_Exercise directions_: Collect every line that includes the string "Signature".

[Collected data entries]
========================
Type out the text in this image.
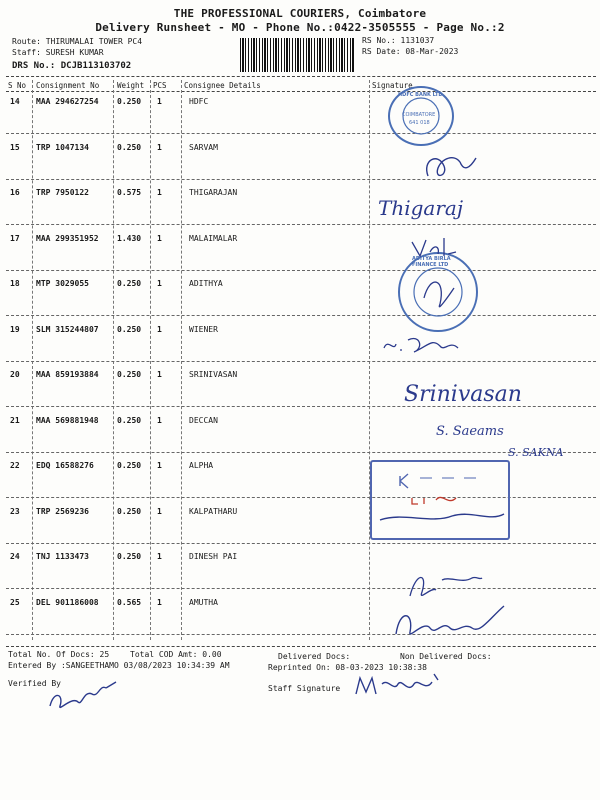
THE PROFESSIONAL COURIERS, Coimbatore
Delivery Runsheet - MO - Phone No.:0422-3505555 - Page No.:2
Route: THIRUMALAI TOWER PC4
Staff: SURESH KUMAR
DRS No.: DCJB113103702
RS No.: 1131037
RS Date: 08-Mar-2023
S No Consignment No Weight PCS Consignee Details	Signature
14 MAA 294627254 0.250 1	HDFC
15 TRP 1047134	0.250 1	SARVAM
16 TRP 7950122	0.575 1	THIGARAJAN
17 MAA 299351952 1.430 1	MALAIMALAR
18 MTP 3029055	0.250 1	ADITHYA
19 SLM 315244807 0.250 1	WIENER
20 MAA 859193884 0.250 1	SRINIVASAN
21 MAA 569881948 0.250 1	DECCAN
22 EDQ 16588276	0.250 1	ALPHA
23 TRP 2569236	0.250 1	KALPATHARU
24 TNJ 1133473	0.250 1	DINESH PAI
25 DEL 901186008 0.565 1	AMUTHA
HDFC BANK LTD
COIMBATORE
641 018
Thigaraj
ADITYA BIRLA FINANCE LTD
Srinivasan
S. Saeams
S. SAKNA
Total No. Of Docs: 25	Total COD Amt: 0.00	Delivered Docs:	Non Delivered Docs:
Entered By :SANGEETHAMO 03/08/2023 10:34:39 AM	Reprinted On: 08-03-2023 10:38:38
Verified By
Staff Signature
========================
_Solution for this exercise_:
S No Consignment No Weight PCS Consignee Details	Signature
Staff Signature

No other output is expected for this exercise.